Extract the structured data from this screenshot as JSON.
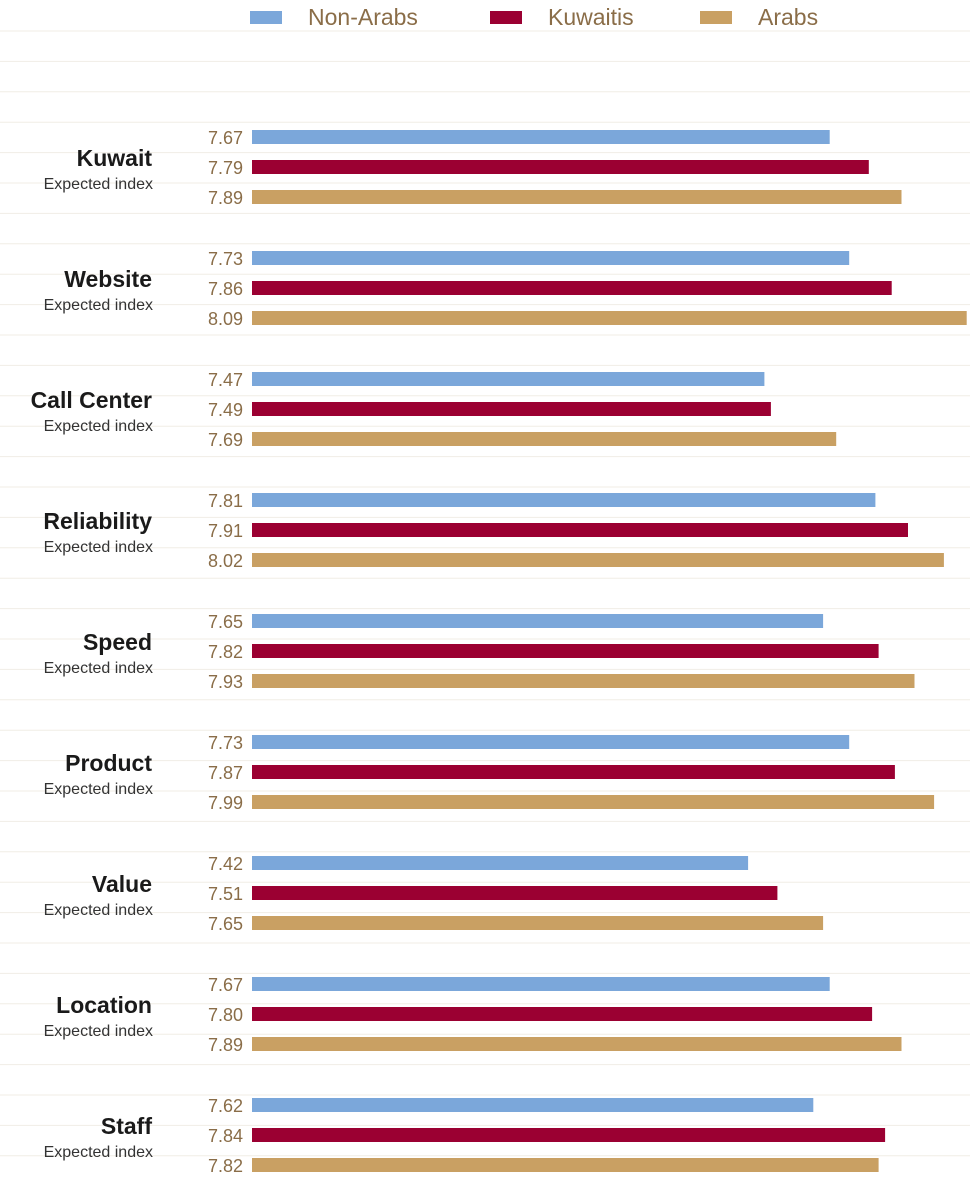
{
  "chart_data": {
    "type": "bar",
    "orientation": "horizontal",
    "legend_position": "top",
    "grid": true,
    "xlim": [
      5.9,
      8.1
    ],
    "series": [
      {
        "name": "Non-Arabs",
        "color": "#7ba7da",
        "values": [
          7.67,
          7.73,
          7.47,
          7.81,
          7.65,
          7.73,
          7.42,
          7.67,
          7.62
        ]
      },
      {
        "name": "Kuwaitis",
        "color": "#9b0032",
        "values": [
          7.79,
          7.86,
          7.49,
          7.91,
          7.82,
          7.87,
          7.51,
          7.8,
          7.84
        ]
      },
      {
        "name": "Arabs",
        "color": "#c9a063",
        "values": [
          7.89,
          8.09,
          7.69,
          8.02,
          7.93,
          7.99,
          7.65,
          7.89,
          7.82
        ]
      }
    ],
    "categories": [
      {
        "title": "Kuwait",
        "subtitle": "Expected index"
      },
      {
        "title": "Website",
        "subtitle": "Expected index"
      },
      {
        "title": "Call Center",
        "subtitle": "Expected index"
      },
      {
        "title": "Reliability",
        "subtitle": "Expected index"
      },
      {
        "title": "Speed",
        "subtitle": "Expected index"
      },
      {
        "title": "Product",
        "subtitle": "Expected index"
      },
      {
        "title": "Value",
        "subtitle": "Expected index"
      },
      {
        "title": "Location",
        "subtitle": "Expected index"
      },
      {
        "title": "Staff",
        "subtitle": "Expected index"
      }
    ],
    "value_labels": [
      [
        "7.67",
        "7.79",
        "7.89"
      ],
      [
        "7.73",
        "7.86",
        "8.09"
      ],
      [
        "7.47",
        "7.49",
        "7.69"
      ],
      [
        "7.81",
        "7.91",
        "8.02"
      ],
      [
        "7.65",
        "7.82",
        "7.93"
      ],
      [
        "7.73",
        "7.87",
        "7.99"
      ],
      [
        "7.42",
        "7.51",
        "7.65"
      ],
      [
        "7.67",
        "7.80",
        "7.89"
      ],
      [
        "7.62",
        "7.84",
        "7.82"
      ]
    ]
  }
}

→ **Instruction**: Scan the material above. Return every line containing the string "name".

→ **Solution to this problem**:
        "name": "Non-Arabs",
        "name": "Kuwaitis",
        "name": "Arabs",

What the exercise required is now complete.